Given request:
Below are the records; collect from them each line containing the string "title".

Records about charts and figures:
++++++
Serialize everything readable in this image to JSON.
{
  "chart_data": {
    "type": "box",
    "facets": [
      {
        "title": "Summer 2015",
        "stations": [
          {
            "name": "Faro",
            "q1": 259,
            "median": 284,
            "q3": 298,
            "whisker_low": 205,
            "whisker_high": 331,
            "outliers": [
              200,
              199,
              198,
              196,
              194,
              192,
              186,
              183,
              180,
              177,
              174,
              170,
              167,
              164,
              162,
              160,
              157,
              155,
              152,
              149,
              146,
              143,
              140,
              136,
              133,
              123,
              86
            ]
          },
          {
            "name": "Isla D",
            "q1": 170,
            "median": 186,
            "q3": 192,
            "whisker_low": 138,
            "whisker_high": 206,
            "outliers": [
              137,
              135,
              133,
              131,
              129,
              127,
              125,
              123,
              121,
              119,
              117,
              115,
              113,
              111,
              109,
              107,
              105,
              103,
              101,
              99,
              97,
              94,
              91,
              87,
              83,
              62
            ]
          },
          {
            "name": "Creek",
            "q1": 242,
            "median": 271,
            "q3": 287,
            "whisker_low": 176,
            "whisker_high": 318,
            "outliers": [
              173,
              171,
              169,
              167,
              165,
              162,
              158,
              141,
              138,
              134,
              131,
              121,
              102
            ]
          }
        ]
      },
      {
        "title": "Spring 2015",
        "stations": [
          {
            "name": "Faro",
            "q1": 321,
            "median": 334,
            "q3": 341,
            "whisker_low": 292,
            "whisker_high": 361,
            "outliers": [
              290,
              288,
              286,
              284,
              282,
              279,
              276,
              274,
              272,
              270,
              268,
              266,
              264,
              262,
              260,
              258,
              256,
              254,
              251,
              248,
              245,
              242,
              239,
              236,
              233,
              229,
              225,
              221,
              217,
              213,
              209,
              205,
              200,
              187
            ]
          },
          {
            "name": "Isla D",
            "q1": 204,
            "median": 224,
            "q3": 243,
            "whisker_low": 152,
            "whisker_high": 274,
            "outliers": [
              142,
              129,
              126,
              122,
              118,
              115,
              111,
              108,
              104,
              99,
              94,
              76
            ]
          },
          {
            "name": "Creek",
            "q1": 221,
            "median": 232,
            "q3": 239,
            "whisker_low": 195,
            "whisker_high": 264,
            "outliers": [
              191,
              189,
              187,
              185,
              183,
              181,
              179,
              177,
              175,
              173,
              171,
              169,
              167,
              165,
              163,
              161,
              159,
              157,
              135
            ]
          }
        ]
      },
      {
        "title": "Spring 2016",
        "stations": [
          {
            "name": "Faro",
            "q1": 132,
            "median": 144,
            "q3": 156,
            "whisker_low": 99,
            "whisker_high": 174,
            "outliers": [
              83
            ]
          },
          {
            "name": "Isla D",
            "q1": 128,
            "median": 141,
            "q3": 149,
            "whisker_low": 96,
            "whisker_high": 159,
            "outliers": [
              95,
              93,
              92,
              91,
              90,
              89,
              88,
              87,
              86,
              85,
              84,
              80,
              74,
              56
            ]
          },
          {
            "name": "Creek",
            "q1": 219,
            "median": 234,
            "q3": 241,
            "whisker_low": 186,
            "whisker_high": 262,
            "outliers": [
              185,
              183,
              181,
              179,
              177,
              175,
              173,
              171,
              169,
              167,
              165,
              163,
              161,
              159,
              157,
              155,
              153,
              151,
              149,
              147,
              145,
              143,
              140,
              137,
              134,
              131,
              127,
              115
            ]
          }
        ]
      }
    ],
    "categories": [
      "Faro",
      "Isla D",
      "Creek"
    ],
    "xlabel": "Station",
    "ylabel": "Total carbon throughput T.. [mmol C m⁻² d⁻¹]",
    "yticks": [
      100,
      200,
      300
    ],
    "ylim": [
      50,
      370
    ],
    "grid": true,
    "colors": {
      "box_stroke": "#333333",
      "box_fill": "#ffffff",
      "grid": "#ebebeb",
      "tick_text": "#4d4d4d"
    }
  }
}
++++++
Result below:
        "title": "Summer 2015",
        "title": "Spring 2015",
        "title": "Spring 2016",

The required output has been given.